DATASET EXTRACT
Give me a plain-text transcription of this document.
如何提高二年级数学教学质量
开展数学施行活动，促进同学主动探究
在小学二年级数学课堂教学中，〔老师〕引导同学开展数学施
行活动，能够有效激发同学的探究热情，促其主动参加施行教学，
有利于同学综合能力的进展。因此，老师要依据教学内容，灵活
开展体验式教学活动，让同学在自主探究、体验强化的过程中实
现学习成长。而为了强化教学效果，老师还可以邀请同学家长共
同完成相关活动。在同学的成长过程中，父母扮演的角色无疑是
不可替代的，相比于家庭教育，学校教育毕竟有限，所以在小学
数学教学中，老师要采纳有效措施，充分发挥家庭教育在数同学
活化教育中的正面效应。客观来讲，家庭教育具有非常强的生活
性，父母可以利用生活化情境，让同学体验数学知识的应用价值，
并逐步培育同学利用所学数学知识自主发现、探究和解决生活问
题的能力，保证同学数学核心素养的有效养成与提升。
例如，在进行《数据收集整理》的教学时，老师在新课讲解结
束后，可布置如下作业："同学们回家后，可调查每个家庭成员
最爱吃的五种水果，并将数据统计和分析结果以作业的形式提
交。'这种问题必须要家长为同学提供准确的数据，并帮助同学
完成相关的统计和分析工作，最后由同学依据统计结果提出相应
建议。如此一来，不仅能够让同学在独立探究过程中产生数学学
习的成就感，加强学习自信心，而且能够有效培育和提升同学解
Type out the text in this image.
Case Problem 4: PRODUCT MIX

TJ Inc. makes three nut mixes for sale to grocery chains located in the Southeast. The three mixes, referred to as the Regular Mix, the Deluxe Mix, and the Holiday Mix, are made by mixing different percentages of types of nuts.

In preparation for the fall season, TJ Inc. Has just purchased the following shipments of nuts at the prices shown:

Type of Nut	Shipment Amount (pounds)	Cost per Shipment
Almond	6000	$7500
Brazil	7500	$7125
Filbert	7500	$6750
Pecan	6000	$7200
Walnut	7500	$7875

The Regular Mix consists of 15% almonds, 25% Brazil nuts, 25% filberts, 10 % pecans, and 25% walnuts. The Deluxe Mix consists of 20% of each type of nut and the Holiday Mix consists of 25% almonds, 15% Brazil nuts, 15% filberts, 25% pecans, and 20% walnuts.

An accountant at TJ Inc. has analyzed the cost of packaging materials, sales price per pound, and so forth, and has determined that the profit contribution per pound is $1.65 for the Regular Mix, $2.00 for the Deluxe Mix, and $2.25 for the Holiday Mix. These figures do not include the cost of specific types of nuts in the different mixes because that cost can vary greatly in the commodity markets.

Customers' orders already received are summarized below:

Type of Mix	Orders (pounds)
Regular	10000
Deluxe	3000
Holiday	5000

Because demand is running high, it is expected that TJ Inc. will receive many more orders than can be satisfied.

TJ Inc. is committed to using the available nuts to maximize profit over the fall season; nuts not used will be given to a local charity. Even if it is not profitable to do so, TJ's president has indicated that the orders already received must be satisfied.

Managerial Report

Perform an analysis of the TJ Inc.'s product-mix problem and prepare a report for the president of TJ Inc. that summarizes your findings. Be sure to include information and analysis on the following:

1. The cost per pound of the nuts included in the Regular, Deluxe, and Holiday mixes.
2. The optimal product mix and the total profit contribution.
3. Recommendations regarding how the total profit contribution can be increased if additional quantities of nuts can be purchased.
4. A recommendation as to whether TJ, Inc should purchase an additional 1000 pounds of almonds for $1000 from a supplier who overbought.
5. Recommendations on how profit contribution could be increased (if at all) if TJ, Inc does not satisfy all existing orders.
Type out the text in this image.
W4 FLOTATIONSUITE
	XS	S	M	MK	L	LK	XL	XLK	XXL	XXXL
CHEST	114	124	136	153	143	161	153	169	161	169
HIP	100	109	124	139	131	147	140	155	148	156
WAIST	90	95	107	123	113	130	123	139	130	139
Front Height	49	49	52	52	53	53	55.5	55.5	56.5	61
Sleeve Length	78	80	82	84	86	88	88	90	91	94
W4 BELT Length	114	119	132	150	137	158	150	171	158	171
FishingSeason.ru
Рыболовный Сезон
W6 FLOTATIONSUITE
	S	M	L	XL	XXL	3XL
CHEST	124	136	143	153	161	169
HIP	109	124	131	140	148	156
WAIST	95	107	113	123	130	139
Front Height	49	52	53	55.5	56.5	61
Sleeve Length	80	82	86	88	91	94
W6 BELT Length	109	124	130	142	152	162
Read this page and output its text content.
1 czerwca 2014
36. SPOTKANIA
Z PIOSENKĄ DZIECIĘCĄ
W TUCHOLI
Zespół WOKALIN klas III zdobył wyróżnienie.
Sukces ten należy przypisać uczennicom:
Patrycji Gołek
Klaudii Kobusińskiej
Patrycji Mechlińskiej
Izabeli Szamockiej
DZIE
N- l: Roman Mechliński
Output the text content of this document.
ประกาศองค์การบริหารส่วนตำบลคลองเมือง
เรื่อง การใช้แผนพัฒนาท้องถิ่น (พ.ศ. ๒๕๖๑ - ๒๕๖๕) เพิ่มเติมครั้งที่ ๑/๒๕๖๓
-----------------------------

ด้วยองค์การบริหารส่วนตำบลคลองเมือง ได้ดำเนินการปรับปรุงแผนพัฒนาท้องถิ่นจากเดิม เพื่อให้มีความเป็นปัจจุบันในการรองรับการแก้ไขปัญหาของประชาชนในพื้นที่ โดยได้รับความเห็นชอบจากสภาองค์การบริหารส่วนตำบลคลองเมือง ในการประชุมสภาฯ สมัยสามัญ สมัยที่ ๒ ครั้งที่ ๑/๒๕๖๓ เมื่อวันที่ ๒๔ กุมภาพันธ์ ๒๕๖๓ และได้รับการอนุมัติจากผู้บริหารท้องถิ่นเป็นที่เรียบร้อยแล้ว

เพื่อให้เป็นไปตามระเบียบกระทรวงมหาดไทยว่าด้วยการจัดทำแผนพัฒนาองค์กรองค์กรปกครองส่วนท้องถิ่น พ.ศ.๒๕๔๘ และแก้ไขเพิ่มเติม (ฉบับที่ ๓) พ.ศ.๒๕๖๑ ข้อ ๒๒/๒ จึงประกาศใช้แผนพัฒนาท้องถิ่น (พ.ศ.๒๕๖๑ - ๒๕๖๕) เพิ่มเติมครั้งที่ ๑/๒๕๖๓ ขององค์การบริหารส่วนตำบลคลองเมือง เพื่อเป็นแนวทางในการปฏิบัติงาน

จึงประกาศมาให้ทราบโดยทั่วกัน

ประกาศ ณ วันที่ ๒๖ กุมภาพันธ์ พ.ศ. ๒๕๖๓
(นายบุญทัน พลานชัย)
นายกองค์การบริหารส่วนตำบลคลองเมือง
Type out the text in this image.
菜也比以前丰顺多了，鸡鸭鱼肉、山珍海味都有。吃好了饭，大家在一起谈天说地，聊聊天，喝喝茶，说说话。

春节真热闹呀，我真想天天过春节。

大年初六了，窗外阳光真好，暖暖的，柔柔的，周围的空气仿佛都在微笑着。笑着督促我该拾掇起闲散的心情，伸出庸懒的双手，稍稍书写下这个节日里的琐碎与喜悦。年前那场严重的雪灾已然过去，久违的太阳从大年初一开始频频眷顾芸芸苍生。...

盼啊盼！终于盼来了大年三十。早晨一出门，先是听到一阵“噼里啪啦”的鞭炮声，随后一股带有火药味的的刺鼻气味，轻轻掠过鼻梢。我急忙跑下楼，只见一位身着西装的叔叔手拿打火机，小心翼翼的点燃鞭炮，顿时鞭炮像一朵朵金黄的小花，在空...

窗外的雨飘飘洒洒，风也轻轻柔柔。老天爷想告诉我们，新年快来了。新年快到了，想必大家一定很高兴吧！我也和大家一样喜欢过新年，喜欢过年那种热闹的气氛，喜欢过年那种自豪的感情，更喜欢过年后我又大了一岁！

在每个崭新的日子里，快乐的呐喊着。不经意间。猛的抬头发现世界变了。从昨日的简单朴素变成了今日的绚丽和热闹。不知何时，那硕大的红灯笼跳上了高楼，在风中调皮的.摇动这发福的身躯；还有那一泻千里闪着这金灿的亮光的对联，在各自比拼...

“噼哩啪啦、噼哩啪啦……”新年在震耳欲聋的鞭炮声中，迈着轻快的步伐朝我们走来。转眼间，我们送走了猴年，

EXERCISE DESCRIPTION
Among the lines of the data above, determine how many contain the word "satisfied". Report the number alone.

REPLY
2